§ **STATED PROBLEM**: Keep only the lines of the listing that include the word "maille", and copy them.

§ **RECORDS FOR PROCESSING**:
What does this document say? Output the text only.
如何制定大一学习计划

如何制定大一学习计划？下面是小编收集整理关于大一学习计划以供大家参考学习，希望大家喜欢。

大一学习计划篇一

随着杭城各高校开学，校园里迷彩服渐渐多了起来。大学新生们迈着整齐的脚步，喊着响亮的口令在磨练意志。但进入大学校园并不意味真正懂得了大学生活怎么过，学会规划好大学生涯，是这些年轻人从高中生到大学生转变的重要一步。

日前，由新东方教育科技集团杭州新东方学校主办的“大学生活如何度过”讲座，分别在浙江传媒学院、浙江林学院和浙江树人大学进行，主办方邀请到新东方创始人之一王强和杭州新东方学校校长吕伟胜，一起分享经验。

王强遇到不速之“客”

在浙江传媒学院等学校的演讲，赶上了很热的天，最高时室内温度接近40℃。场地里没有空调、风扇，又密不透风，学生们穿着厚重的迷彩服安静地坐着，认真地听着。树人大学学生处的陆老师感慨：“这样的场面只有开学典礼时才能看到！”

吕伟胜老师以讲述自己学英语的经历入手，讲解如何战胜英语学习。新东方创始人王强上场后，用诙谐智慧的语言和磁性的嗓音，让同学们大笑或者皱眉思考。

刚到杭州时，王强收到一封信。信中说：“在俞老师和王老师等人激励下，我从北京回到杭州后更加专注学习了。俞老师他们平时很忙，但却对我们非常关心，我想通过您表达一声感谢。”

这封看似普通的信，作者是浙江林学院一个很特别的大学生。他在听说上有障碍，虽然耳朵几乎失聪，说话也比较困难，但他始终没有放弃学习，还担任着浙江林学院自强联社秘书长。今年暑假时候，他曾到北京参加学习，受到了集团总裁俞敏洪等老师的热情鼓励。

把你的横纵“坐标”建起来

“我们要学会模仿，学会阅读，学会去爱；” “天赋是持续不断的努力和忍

* * *

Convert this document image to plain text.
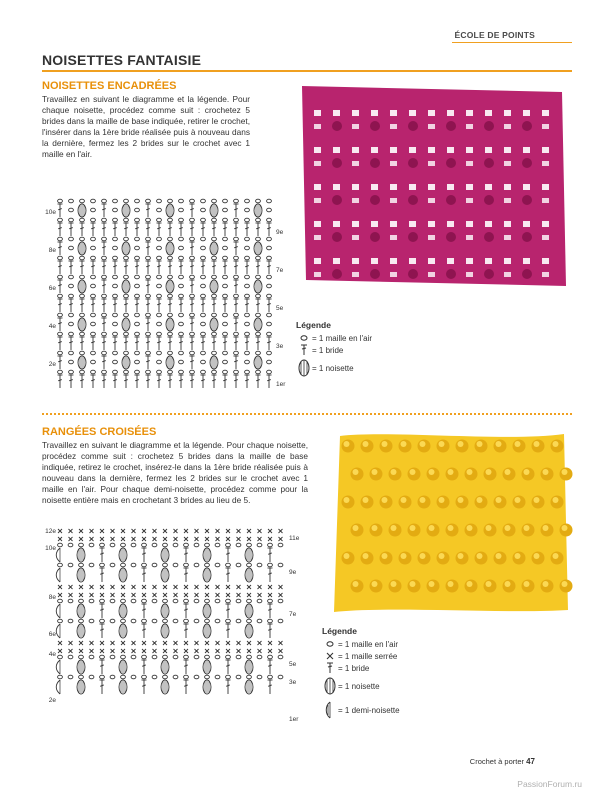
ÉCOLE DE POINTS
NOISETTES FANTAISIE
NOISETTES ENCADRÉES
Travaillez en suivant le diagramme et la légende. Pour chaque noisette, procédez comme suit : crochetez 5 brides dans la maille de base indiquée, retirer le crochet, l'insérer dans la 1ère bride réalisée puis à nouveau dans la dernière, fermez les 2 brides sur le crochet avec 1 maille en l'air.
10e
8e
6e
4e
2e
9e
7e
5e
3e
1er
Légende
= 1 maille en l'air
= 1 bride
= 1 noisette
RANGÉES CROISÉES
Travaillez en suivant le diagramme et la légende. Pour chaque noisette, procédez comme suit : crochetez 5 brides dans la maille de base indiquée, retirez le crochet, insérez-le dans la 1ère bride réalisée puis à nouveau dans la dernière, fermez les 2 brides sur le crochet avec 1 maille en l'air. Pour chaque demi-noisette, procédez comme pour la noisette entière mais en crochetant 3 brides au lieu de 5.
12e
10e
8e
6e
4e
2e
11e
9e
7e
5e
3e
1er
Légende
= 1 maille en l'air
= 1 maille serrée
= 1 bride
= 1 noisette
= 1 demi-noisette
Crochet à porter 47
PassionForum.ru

§ **FULL SOLUTION**:
Travaillez en suivant le diagramme et la légende. Pour chaque noisette, procédez comme suit : crochetez 5 brides dans la maille de base indiquée, retirer le crochet, l'insérer dans la 1ère bride réalisée puis à nouveau dans la dernière, fermez les 2 brides sur le crochet avec 1 maille en l'air.
= 1 maille en l'air
Travaillez en suivant le diagramme et la légende. Pour chaque noisette, procédez comme suit : crochetez 5 brides dans la maille de base indiquée, retirez le crochet, insérez-le dans la 1ère bride réalisée puis à nouveau dans la dernière, fermez les 2 brides sur le crochet avec 1 maille en l'air. Pour chaque demi-noisette, procédez comme pour la noisette entière mais en crochetant 3 brides au lieu de 5.
= 1 maille en l'air
= 1 maille serrée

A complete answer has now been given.